INSTRUCTIONS TO FOLLOW = Copy out the records in full, word for word, without pictures.

MATERIAL FOR THE TASK =
^^^^
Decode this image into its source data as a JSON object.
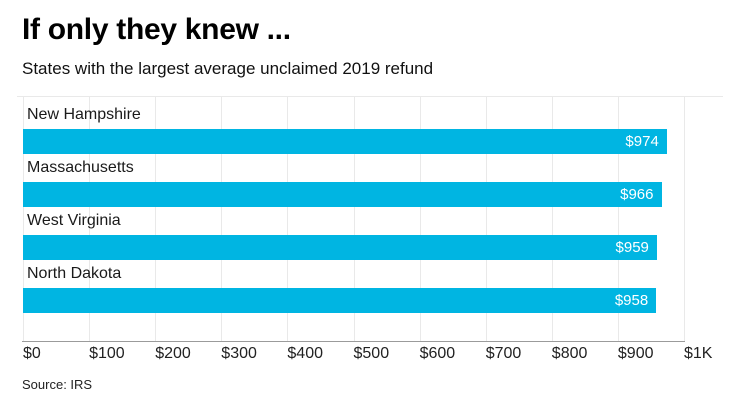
{
  "chart_data": {
    "type": "bar",
    "orientation": "horizontal",
    "title": "If only they knew ...",
    "subtitle": "States with the largest average unclaimed 2019 refund",
    "categories": [
      "New Hampshire",
      "Massachusetts",
      "West Virginia",
      "North Dakota"
    ],
    "values": [
      974,
      966,
      959,
      958
    ],
    "value_labels": [
      "$974",
      "$966",
      "$959",
      "$958"
    ],
    "xlabel": "",
    "ylabel": "",
    "xlim": [
      0,
      1000
    ],
    "x_ticks": [
      {
        "value": 0,
        "label": "$0"
      },
      {
        "value": 100,
        "label": "$100"
      },
      {
        "value": 200,
        "label": "$200"
      },
      {
        "value": 300,
        "label": "$300"
      },
      {
        "value": 400,
        "label": "$400"
      },
      {
        "value": 500,
        "label": "$500"
      },
      {
        "value": 600,
        "label": "$600"
      },
      {
        "value": 700,
        "label": "$700"
      },
      {
        "value": 800,
        "label": "$800"
      },
      {
        "value": 900,
        "label": "$900"
      },
      {
        "value": 1000,
        "label": "$1K"
      }
    ],
    "grid": true,
    "legend": "none",
    "bar_color": "#00b5e2",
    "value_label_color": "#ffffff",
    "source": "Source: IRS"
  }
}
^^^^
WRITTEN SOLUTION =
Decode this image into its source data as a JSON object.
{
  "chart_data": {
    "type": "bar",
    "orientation": "horizontal",
    "title": "If only they knew ...",
    "subtitle": "States with the largest average unclaimed 2019 refund",
    "categories": [
      "New Hampshire",
      "Massachusetts",
      "West Virginia",
      "North Dakota"
    ],
    "values": [
      974,
      966,
      959,
      958
    ],
    "value_labels": [
      "$974",
      "$966",
      "$959",
      "$958"
    ],
    "xlabel": "",
    "ylabel": "",
    "xlim": [
      0,
      1000
    ],
    "x_ticks": [
      {
        "value": 0,
        "label": "$0"
      },
      {
        "value": 100,
        "label": "$100"
      },
      {
        "value": 200,
        "label": "$200"
      },
      {
        "value": 300,
        "label": "$300"
      },
      {
        "value": 400,
        "label": "$400"
      },
      {
        "value": 500,
        "label": "$500"
      },
      {
        "value": 600,
        "label": "$600"
      },
      {
        "value": 700,
        "label": "$700"
      },
      {
        "value": 800,
        "label": "$800"
      },
      {
        "value": 900,
        "label": "$900"
      },
      {
        "value": 1000,
        "label": "$1K"
      }
    ],
    "grid": true,
    "legend": "none",
    "bar_color": "#00b5e2",
    "value_label_color": "#ffffff",
    "source": "Source: IRS"
  }
}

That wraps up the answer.